▸ **Input records**:
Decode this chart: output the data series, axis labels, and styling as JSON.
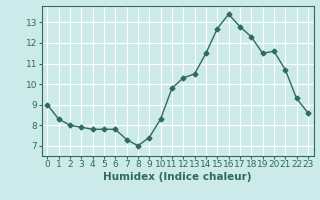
{
  "x": [
    0,
    1,
    2,
    3,
    4,
    5,
    6,
    7,
    8,
    9,
    10,
    11,
    12,
    13,
    14,
    15,
    16,
    17,
    18,
    19,
    20,
    21,
    22,
    23
  ],
  "y": [
    9.0,
    8.3,
    8.0,
    7.9,
    7.8,
    7.8,
    7.8,
    7.3,
    7.0,
    7.4,
    8.3,
    9.8,
    10.3,
    10.5,
    11.5,
    12.7,
    13.4,
    12.8,
    12.3,
    11.5,
    11.6,
    10.7,
    9.3,
    8.6
  ],
  "line_color": "#2e6b5e",
  "marker": "D",
  "markersize": 2.5,
  "linewidth": 1.0,
  "xlabel": "Humidex (Indice chaleur)",
  "xlim": [
    -0.5,
    23.5
  ],
  "ylim": [
    6.5,
    13.8
  ],
  "yticks": [
    7,
    8,
    9,
    10,
    11,
    12,
    13
  ],
  "xticks": [
    0,
    1,
    2,
    3,
    4,
    5,
    6,
    7,
    8,
    9,
    10,
    11,
    12,
    13,
    14,
    15,
    16,
    17,
    18,
    19,
    20,
    21,
    22,
    23
  ],
  "bg_color": "#cdeaea",
  "grid_color": "#ffffff",
  "tick_color": "#2e6b5e",
  "xlabel_fontsize": 7.5,
  "tick_fontsize": 6.5
}
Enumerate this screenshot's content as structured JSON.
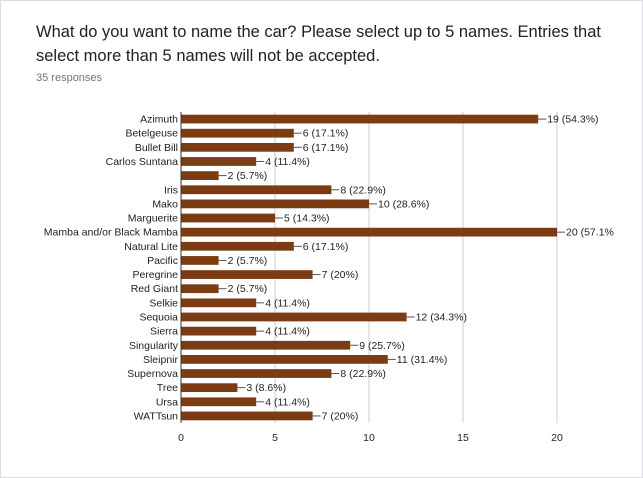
{
  "question": {
    "title": "What do you want to name the car? Please select up to 5 names. Entries that select more than 5 names will not be accepted.",
    "responses_label": "35 responses"
  },
  "colors": {
    "bar": "#7b3c13",
    "axis": "#333333",
    "grid": "#cccccc"
  },
  "chart_data": {
    "type": "bar",
    "orientation": "horizontal",
    "categories": [
      "Azimuth",
      "Betelgeuse",
      "Bullet Bill",
      "Carlos Suntana",
      "",
      "Iris",
      "Mako",
      "Marguerite",
      "Mamba and/or Black Mamba",
      "Natural Lite",
      "Pacific",
      "Peregrine",
      "Red Giant",
      "Selkie",
      "Sequoia",
      "Sierra",
      "Singularity",
      "Sleipnir",
      "Supernova",
      "Tree",
      "Ursa",
      "WATTsun"
    ],
    "values": [
      19,
      6,
      6,
      4,
      2,
      8,
      10,
      5,
      20,
      6,
      2,
      7,
      2,
      4,
      12,
      4,
      9,
      11,
      8,
      3,
      4,
      7
    ],
    "data_labels": [
      "19 (54.3%)",
      "6 (17.1%)",
      "6 (17.1%)",
      "4 (11.4%)",
      "2 (5.7%)",
      "8 (22.9%)",
      "10 (28.6%)",
      "5 (14.3%)",
      "20 (57.1%",
      "6 (17.1%)",
      "2 (5.7%)",
      "7 (20%)",
      "2 (5.7%)",
      "4 (11.4%)",
      "12 (34.3%)",
      "4 (11.4%)",
      "9 (25.7%)",
      "11 (31.4%)",
      "8 (22.9%)",
      "3 (8.6%)",
      "4 (11.4%)",
      "7 (20%)"
    ],
    "xlim": [
      0,
      20
    ],
    "xticks": [
      0,
      5,
      10,
      15,
      20
    ],
    "grid": true,
    "legend": false
  }
}
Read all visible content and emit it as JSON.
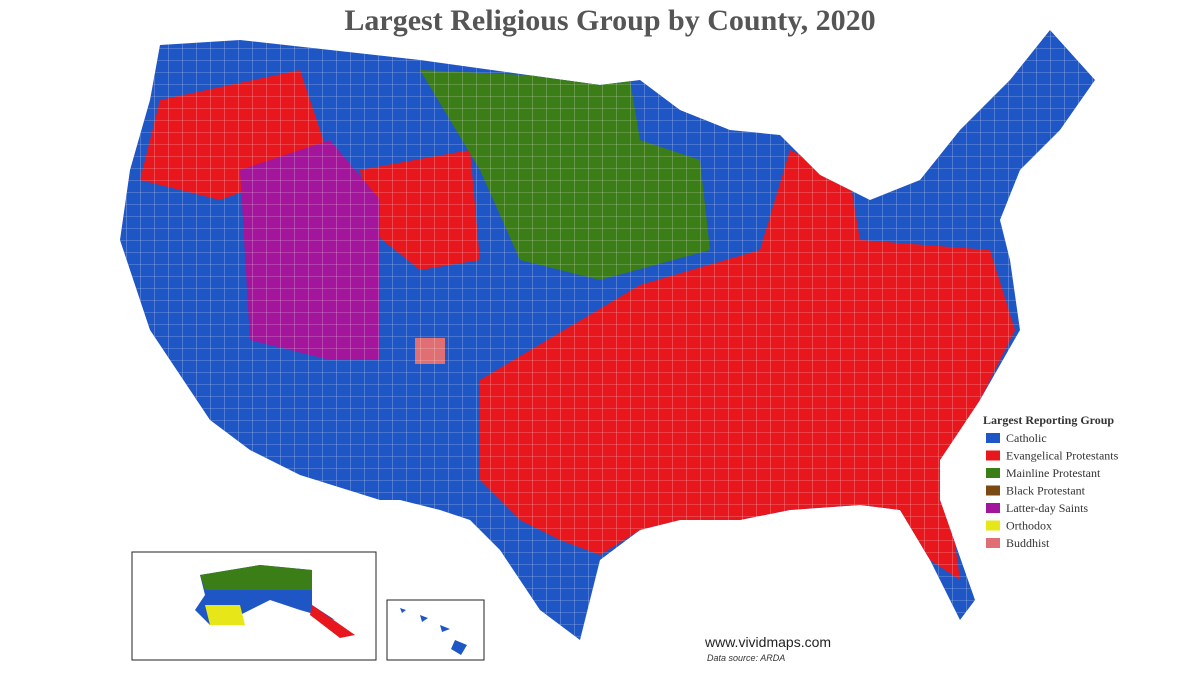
{
  "title": "Largest Religious Group by County, 2020",
  "legend": {
    "title": "Largest Reporting Group",
    "items": [
      {
        "label": "Catholic",
        "color": "#1f56c6"
      },
      {
        "label": "Evangelical Protestants",
        "color": "#e8171e"
      },
      {
        "label": "Mainline Protestant",
        "color": "#3b7d17"
      },
      {
        "label": "Black Protestant",
        "color": "#7a4a12"
      },
      {
        "label": "Latter-day Saints",
        "color": "#a3159b"
      },
      {
        "label": "Orthodox",
        "color": "#e6e619"
      },
      {
        "label": "Buddhist",
        "color": "#df6f72"
      }
    ]
  },
  "credit": "www.vividmaps.com",
  "source": "Data source: ARDA"
}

▸ **Aim of the task**:
Read through the entries and copy each line in which "JSON" appears.

▸ **Problem solution**:
Decode this chart: output the data series, axis labels, and styling as JSON.
Enumerate this screenshot's content as structured JSON.
Read all visible content and emit it as JSON.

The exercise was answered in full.